# START OF DATA SHOWN
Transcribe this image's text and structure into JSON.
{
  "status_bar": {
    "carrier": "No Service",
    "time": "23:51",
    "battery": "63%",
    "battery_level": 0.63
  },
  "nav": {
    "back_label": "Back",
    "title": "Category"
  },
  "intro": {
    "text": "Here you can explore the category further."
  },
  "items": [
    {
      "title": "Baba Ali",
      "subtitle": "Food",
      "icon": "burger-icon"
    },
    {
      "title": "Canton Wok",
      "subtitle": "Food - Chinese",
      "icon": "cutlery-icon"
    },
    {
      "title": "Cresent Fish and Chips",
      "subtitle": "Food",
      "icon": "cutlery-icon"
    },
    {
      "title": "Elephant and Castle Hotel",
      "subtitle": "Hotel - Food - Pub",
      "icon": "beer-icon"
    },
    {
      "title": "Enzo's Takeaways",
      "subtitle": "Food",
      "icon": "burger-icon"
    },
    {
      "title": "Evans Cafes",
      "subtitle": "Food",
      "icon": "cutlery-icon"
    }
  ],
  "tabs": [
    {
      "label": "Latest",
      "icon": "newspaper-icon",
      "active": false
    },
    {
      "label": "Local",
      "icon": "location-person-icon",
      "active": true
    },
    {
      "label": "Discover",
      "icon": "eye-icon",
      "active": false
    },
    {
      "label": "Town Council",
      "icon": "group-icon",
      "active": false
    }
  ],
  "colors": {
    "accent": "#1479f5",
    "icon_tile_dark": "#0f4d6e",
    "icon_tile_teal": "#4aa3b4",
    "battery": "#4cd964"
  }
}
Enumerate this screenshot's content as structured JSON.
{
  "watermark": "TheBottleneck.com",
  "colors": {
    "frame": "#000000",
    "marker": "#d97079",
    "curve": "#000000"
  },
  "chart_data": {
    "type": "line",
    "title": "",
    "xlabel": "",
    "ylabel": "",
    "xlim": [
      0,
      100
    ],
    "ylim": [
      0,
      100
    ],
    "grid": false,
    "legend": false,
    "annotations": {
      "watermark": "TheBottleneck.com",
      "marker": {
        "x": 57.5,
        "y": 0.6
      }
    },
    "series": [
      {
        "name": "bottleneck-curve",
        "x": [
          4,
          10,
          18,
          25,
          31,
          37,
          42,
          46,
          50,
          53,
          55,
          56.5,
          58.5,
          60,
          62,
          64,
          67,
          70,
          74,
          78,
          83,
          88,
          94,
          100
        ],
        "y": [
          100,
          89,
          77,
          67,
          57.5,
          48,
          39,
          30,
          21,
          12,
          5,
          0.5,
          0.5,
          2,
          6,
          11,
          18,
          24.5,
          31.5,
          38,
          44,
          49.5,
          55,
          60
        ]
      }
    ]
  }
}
# END OF DATA SHOWN
Output the full listing without altering anything.

Transcribe this image's text and structure into JSON.
{
  "status_bar": {
    "carrier": "No Service",
    "time": "23:51",
    "battery": "63%",
    "battery_level": 0.63
  },
  "nav": {
    "back_label": "Back",
    "title": "Category"
  },
  "intro": {
    "text": "Here you can explore the category further."
  },
  "items": [
    {
      "title": "Baba Ali",
      "subtitle": "Food",
      "icon": "burger-icon"
    },
    {
      "title": "Canton Wok",
      "subtitle": "Food - Chinese",
      "icon": "cutlery-icon"
    },
    {
      "title": "Cresent Fish and Chips",
      "subtitle": "Food",
      "icon": "cutlery-icon"
    },
    {
      "title": "Elephant and Castle Hotel",
      "subtitle": "Hotel - Food - Pub",
      "icon": "beer-icon"
    },
    {
      "title": "Enzo's Takeaways",
      "subtitle": "Food",
      "icon": "burger-icon"
    },
    {
      "title": "Evans Cafes",
      "subtitle": "Food",
      "icon": "cutlery-icon"
    }
  ],
  "tabs": [
    {
      "label": "Latest",
      "icon": "newspaper-icon",
      "active": false
    },
    {
      "label": "Local",
      "icon": "location-person-icon",
      "active": true
    },
    {
      "label": "Discover",
      "icon": "eye-icon",
      "active": false
    },
    {
      "label": "Town Council",
      "icon": "group-icon",
      "active": false
    }
  ],
  "colors": {
    "accent": "#1479f5",
    "icon_tile_dark": "#0f4d6e",
    "icon_tile_teal": "#4aa3b4",
    "battery": "#4cd964"
  }
}
Enumerate this screenshot's content as structured JSON.
{
  "watermark": "TheBottleneck.com",
  "colors": {
    "frame": "#000000",
    "marker": "#d97079",
    "curve": "#000000"
  },
  "chart_data": {
    "type": "line",
    "title": "",
    "xlabel": "",
    "ylabel": "",
    "xlim": [
      0,
      100
    ],
    "ylim": [
      0,
      100
    ],
    "grid": false,
    "legend": false,
    "annotations": {
      "watermark": "TheBottleneck.com",
      "marker": {
        "x": 57.5,
        "y": 0.6
      }
    },
    "series": [
      {
        "name": "bottleneck-curve",
        "x": [
          4,
          10,
          18,
          25,
          31,
          37,
          42,
          46,
          50,
          53,
          55,
          56.5,
          58.5,
          60,
          62,
          64,
          67,
          70,
          74,
          78,
          83,
          88,
          94,
          100
        ],
        "y": [
          100,
          89,
          77,
          67,
          57.5,
          48,
          39,
          30,
          21,
          12,
          5,
          0.5,
          0.5,
          2,
          6,
          11,
          18,
          24.5,
          31.5,
          38,
          44,
          49.5,
          55,
          60
        ]
      }
    ]
  }
}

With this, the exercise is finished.